◆ **WHAT THE TASK ASKS**
Write out the entries again exactly as they are given.

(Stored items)
========
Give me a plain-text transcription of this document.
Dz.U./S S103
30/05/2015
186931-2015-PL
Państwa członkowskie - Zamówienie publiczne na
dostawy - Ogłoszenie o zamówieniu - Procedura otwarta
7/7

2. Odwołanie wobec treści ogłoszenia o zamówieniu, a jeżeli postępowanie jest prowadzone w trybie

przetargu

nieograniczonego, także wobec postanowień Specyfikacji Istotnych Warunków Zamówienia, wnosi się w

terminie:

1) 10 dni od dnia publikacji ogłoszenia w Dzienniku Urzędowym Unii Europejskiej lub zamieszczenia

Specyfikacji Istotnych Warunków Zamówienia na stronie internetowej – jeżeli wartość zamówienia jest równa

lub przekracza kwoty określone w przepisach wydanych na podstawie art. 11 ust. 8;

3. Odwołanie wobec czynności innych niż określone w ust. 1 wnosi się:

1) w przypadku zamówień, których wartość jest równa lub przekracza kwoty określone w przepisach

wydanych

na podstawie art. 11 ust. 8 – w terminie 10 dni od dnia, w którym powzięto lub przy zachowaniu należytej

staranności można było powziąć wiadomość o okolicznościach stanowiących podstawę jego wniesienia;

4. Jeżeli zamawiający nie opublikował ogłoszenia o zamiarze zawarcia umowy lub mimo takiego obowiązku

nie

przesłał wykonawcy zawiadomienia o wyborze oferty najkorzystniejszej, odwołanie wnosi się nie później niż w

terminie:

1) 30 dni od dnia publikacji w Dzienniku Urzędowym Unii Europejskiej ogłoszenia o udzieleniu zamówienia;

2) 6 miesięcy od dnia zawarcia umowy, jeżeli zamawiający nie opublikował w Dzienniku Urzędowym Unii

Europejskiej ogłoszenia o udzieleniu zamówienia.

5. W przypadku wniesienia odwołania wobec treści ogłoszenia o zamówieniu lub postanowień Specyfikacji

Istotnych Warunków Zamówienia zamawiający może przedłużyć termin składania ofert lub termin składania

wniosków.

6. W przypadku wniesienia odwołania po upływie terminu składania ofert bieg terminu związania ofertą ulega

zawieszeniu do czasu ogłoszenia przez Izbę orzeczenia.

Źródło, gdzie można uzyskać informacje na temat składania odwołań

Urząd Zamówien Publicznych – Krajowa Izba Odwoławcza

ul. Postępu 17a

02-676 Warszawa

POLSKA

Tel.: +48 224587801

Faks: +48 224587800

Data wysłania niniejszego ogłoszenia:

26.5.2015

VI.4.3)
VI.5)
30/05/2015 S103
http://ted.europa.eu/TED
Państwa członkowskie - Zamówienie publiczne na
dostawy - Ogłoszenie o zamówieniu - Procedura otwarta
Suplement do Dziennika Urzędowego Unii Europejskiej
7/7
========
◆ **ANSWER TO THIS EXERCISE**
Give me a plain-text transcription of this document.
Dz.U./S S103
30/05/2015
186931-2015-PL
Państwa członkowskie - Zamówienie publiczne na
dostawy - Ogłoszenie o zamówieniu - Procedura otwarta
7/7

2. Odwołanie wobec treści ogłoszenia o zamówieniu, a jeżeli postępowanie jest prowadzone w trybie

przetargu

nieograniczonego, także wobec postanowień Specyfikacji Istotnych Warunków Zamówienia, wnosi się w

terminie:

1) 10 dni od dnia publikacji ogłoszenia w Dzienniku Urzędowym Unii Europejskiej lub zamieszczenia

Specyfikacji Istotnych Warunków Zamówienia na stronie internetowej – jeżeli wartość zamówienia jest równa

lub przekracza kwoty określone w przepisach wydanych na podstawie art. 11 ust. 8;

3. Odwołanie wobec czynności innych niż określone w ust. 1 wnosi się:

1) w przypadku zamówień, których wartość jest równa lub przekracza kwoty określone w przepisach

wydanych

na podstawie art. 11 ust. 8 – w terminie 10 dni od dnia, w którym powzięto lub przy zachowaniu należytej

staranności można było powziąć wiadomość o okolicznościach stanowiących podstawę jego wniesienia;

4. Jeżeli zamawiający nie opublikował ogłoszenia o zamiarze zawarcia umowy lub mimo takiego obowiązku

nie

przesłał wykonawcy zawiadomienia o wyborze oferty najkorzystniejszej, odwołanie wnosi się nie później niż w

terminie:

1) 30 dni od dnia publikacji w Dzienniku Urzędowym Unii Europejskiej ogłoszenia o udzieleniu zamówienia;

2) 6 miesięcy od dnia zawarcia umowy, jeżeli zamawiający nie opublikował w Dzienniku Urzędowym Unii

Europejskiej ogłoszenia o udzieleniu zamówienia.

5. W przypadku wniesienia odwołania wobec treści ogłoszenia o zamówieniu lub postanowień Specyfikacji

Istotnych Warunków Zamówienia zamawiający może przedłużyć termin składania ofert lub termin składania

wniosków.

6. W przypadku wniesienia odwołania po upływie terminu składania ofert bieg terminu związania ofertą ulega

zawieszeniu do czasu ogłoszenia przez Izbę orzeczenia.

Źródło, gdzie można uzyskać informacje na temat składania odwołań

Urząd Zamówien Publicznych – Krajowa Izba Odwoławcza

ul. Postępu 17a

02-676 Warszawa

POLSKA

Tel.: +48 224587801

Faks: +48 224587800

Data wysłania niniejszego ogłoszenia:

26.5.2015

VI.4.3)
VI.5)
30/05/2015 S103
http://ted.europa.eu/TED
Państwa członkowskie - Zamówienie publiczne na
dostawy - Ogłoszenie o zamówieniu - Procedura otwarta
Suplement do Dziennika Urzędowego Unii Europejskiej
7/7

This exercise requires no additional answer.